● INSTRUCCIÓN 1:
Indica si cada afirmación coincide con el texto sobre la banda Obelipsis y responde sí o no, citando literalmente las palabras del texto que lo deciden.
(a) La gira de la banda se desarrolla en la ciudad de Santa Cruz.
(b) El texto fue editado por Juan Pablo Gutiérrez.
(c) Castillo toca el bajo en la banda.
● INSTRUCCIÓN 2:
Contesta brevemente estas preguntas sobre el texto sobre la banda Obelipsis:
(a) ¿En qué fecha ocurrió el polémico incidente?
(b) ¿Qué alias se asigna a sí mismo quien narra?
(c) ¿Qué modelo es la guitarra eléctrica de quien narra?
● INSTRUCCIÓN 3:
Retoma el texto sobre la banda Obelipsis y continúalo a partir de donde se detiene.

● FRAGMENTO DEL DOCUMENTO:
____

Los muertos no cantan

La banda Obelipsis está de gira en la ciudad de Santa Cruz; lejos de ese altiplano familiar, la “capital del oriente” recibe a sus visitantes con sus misterios. Uno de ellos, el polémico incidente ocurrido el 16 abril de 2009, no les dejará de perseguir, y es que ¿acaso no se piensa más en la irrealidad de lo real, cuando uno está durmiendo sobre la escena de un crimen?
Editado por : Juan Pablo Gutiérrez

“Nosso silêncio cúmplice
luz da lua”

Obelipsis

Asigno, de facto, un alias a mis compañeros de banda: Capitán Cangrejo en el bajo, Castillo en la guitarra eléctrica, Lucis en la voz y Yex en la batería. Yo me autoproclamo Aureliano Buendía II, al mando de una guitarra eléctrica de color indefinido, modelo StratoCastro de fabricación mexicana –sí, también asigno un alias a mi instrumento–.

____

● REGISTROS SIN PROCESAR:
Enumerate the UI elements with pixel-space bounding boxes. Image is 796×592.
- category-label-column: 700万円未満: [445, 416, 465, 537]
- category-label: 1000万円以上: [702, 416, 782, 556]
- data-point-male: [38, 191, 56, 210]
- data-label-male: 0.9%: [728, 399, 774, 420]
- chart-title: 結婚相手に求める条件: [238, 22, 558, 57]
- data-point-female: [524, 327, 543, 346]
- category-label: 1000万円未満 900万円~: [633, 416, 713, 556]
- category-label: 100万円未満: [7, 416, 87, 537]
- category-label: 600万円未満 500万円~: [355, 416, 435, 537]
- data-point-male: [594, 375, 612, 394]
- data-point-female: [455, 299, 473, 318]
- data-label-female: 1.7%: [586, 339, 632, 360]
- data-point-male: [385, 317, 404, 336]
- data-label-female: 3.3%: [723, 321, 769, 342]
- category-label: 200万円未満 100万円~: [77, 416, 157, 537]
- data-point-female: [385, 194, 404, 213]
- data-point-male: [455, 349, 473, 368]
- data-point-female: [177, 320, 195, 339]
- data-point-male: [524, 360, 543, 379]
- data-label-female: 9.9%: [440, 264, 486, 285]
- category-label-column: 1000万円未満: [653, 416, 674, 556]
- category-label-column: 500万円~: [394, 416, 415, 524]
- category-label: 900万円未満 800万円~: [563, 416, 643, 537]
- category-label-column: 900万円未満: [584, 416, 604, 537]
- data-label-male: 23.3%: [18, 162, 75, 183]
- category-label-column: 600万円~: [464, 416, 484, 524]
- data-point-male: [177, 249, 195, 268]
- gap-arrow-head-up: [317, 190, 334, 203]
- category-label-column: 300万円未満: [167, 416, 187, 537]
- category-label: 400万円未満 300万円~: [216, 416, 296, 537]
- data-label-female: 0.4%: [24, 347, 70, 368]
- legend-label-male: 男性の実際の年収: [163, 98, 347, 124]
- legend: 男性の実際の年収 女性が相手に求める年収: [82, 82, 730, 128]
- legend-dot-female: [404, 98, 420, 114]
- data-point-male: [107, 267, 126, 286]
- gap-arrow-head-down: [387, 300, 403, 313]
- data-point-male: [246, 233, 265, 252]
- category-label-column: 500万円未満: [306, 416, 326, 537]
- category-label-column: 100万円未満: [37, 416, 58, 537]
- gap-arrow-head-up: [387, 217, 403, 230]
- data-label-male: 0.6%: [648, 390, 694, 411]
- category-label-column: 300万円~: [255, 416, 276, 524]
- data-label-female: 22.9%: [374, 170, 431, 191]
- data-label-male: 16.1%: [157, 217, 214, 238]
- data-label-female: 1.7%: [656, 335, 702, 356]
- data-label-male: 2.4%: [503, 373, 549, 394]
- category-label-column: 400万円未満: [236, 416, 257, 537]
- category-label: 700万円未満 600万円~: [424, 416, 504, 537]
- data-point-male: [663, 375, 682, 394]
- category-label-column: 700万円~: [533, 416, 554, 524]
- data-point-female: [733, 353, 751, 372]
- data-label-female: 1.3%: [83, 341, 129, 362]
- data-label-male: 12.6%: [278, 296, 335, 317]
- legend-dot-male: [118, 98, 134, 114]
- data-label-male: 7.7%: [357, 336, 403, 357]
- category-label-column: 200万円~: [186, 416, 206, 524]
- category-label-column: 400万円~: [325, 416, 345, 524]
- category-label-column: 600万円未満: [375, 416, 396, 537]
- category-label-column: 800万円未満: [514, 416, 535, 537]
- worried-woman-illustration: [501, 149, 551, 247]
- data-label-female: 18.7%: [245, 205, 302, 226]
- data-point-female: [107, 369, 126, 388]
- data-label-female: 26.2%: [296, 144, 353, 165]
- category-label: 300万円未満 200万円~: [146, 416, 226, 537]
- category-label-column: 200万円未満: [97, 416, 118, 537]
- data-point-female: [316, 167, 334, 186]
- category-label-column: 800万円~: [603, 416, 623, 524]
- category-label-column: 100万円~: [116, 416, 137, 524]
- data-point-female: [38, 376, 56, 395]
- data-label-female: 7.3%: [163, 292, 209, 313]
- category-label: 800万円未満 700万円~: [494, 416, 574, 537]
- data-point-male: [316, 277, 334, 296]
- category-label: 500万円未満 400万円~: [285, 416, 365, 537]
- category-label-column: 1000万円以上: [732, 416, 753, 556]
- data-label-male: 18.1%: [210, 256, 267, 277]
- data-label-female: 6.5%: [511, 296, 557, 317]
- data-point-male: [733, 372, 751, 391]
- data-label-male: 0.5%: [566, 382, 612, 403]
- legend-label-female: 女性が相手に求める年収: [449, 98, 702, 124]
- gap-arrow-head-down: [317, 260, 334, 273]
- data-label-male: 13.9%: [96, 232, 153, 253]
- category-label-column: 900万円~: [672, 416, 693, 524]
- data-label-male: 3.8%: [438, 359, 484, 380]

____

● RESPUESTA 1:
(a) Sí: "La banda Obelipsis está de gira en la ciudad de Santa Cruz".
(b) Sí: "Editado por : Juan Pablo Gutiérrez".
(c) No: "Capitán Cangrejo en el bajo, Castillo en la guitarra eléctrica".

● RESPUESTA 2:
(a) El 16 de abril de 2009.
(b) Aureliano Buendía II.
(c) StratoCastro, de fabricación mexicana.

● RESPUESTA 3:
 
Diecisiete horas de viaje por carretera transformaron el paisaje de forma gradual. Como si alguien hubiese manipulado los controles de un sintetizador capaz de modificar la realidad para crear algo imprevisto. Santa Cruz parece una realidad que habita otra. El sonido del viento que se quiebra en las montañas es canto de aves silvestres. Las ramas famélicas de keñua, pino y eucalipto mutan para transformarse en frondosos árboles de motacú, tajibo y achachairú. Nosotros somos nosotros, con brillo de sudor en la frente y un marcado acento altiplánico de clase media.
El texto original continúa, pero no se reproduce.